Written problem: Copy each line of the records that holds the string "Independent".

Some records
# # #

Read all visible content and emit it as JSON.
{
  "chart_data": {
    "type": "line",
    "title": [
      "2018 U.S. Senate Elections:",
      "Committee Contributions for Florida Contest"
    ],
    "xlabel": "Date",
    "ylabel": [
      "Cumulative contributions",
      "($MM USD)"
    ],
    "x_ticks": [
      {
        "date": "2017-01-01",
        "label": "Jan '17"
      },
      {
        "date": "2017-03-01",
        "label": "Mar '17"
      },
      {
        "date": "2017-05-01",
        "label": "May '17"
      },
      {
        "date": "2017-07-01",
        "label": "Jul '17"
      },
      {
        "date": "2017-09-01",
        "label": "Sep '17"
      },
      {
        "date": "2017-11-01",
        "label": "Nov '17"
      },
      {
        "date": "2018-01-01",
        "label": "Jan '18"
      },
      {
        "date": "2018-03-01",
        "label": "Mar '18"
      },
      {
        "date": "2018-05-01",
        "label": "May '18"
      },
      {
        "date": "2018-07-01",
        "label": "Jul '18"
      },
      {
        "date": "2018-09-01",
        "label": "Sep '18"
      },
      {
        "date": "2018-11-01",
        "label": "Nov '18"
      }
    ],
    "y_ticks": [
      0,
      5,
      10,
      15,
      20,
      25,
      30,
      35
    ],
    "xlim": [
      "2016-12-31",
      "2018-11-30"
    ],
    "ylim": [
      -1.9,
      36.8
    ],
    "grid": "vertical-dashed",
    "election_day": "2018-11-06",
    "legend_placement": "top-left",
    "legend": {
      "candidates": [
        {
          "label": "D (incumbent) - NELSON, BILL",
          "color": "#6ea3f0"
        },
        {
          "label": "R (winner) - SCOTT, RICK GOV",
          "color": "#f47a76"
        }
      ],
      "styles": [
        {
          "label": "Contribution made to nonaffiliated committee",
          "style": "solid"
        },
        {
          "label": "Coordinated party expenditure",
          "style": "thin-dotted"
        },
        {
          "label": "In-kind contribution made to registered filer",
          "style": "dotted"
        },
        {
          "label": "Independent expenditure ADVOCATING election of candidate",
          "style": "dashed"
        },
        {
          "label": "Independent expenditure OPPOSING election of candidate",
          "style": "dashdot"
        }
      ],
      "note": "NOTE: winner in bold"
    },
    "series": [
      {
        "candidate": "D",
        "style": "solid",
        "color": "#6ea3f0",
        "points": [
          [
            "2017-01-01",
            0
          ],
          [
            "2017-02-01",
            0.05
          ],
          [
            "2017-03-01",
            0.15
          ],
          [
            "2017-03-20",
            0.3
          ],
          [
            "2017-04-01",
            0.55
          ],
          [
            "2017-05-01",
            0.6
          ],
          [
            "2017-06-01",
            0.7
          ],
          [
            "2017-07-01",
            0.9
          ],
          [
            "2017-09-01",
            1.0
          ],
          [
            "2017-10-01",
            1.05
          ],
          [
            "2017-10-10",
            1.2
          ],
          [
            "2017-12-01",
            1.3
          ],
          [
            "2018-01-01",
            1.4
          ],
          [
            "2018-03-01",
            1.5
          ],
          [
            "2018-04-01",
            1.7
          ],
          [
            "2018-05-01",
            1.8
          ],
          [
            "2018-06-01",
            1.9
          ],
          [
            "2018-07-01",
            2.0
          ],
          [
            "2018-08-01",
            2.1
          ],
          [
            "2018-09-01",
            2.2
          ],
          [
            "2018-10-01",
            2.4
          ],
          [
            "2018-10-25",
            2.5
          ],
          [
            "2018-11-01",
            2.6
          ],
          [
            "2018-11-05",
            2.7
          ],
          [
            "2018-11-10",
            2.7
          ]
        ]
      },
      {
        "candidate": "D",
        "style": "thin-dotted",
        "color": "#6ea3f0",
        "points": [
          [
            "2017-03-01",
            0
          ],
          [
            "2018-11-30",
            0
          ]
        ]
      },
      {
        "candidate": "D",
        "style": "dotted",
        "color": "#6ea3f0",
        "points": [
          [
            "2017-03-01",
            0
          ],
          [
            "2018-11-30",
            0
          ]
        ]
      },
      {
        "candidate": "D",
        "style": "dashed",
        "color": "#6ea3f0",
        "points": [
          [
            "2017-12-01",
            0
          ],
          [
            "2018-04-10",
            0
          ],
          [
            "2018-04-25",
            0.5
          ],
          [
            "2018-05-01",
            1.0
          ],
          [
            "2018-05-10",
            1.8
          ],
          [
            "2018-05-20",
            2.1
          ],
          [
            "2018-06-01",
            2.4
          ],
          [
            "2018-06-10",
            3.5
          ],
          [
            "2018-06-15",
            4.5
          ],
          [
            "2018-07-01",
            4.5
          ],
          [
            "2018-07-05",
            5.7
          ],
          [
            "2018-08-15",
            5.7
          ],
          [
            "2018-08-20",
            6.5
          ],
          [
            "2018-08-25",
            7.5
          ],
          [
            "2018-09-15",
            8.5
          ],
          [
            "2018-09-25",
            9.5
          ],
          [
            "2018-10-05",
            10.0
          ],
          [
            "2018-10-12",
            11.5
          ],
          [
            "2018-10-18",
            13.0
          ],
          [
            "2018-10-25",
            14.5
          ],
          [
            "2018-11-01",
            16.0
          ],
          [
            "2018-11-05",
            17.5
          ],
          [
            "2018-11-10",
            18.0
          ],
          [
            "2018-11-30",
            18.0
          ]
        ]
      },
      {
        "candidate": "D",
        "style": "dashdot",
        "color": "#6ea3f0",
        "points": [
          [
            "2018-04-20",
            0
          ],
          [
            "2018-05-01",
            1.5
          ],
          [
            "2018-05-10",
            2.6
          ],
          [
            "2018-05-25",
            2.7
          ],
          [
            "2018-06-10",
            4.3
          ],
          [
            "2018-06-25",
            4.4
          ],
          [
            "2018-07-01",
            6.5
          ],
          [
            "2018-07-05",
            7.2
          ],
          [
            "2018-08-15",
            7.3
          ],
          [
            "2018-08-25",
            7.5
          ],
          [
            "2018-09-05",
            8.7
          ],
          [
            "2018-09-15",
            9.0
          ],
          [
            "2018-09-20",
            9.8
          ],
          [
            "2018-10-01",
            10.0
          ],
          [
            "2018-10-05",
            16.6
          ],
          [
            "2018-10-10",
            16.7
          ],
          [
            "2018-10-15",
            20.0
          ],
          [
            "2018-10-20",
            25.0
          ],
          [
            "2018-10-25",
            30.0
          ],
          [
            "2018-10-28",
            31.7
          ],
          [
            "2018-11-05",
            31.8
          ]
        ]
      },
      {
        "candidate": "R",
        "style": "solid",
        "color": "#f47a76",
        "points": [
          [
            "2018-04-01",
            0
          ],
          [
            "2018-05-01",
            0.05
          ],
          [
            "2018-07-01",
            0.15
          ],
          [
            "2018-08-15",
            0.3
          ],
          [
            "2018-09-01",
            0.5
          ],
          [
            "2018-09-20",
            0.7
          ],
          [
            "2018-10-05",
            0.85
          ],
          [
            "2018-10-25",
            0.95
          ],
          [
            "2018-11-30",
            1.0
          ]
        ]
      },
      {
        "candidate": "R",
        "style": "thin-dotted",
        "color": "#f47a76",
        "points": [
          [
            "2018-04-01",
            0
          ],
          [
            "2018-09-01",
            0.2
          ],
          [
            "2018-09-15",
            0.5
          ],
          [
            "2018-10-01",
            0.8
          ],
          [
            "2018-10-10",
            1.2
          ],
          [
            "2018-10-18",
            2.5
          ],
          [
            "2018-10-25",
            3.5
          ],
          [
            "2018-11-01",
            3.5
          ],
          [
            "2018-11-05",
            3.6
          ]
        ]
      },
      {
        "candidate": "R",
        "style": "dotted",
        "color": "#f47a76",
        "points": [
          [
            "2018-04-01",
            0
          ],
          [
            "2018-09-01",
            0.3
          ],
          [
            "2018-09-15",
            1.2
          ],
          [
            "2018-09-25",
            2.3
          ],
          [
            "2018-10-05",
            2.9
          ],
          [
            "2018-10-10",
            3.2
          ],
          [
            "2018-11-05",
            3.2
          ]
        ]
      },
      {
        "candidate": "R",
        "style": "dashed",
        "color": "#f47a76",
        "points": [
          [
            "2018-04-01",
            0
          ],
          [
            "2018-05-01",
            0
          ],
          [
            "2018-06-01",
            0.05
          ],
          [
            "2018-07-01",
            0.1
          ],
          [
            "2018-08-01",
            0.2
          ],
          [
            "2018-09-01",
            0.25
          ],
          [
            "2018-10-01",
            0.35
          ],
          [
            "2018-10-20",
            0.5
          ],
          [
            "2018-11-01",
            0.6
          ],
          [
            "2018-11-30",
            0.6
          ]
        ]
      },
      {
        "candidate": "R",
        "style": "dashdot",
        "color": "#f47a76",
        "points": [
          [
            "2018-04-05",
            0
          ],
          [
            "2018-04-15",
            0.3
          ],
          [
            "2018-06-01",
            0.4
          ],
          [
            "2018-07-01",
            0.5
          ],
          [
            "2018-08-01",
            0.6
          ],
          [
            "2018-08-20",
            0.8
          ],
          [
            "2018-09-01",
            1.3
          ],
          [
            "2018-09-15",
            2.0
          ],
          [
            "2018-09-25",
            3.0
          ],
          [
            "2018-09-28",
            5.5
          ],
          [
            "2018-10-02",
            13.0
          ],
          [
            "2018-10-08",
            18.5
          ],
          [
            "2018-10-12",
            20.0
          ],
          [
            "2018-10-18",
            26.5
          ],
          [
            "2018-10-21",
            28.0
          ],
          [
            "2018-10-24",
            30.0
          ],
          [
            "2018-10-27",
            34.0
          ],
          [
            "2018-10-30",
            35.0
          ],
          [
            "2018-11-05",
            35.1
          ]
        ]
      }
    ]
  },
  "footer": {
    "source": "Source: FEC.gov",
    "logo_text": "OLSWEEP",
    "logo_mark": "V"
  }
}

# # #

Answer to the task:
          "label": "Independent expenditure ADVOCATING election of candidate",
          "label": "Independent expenditure OPPOSING election of candidate",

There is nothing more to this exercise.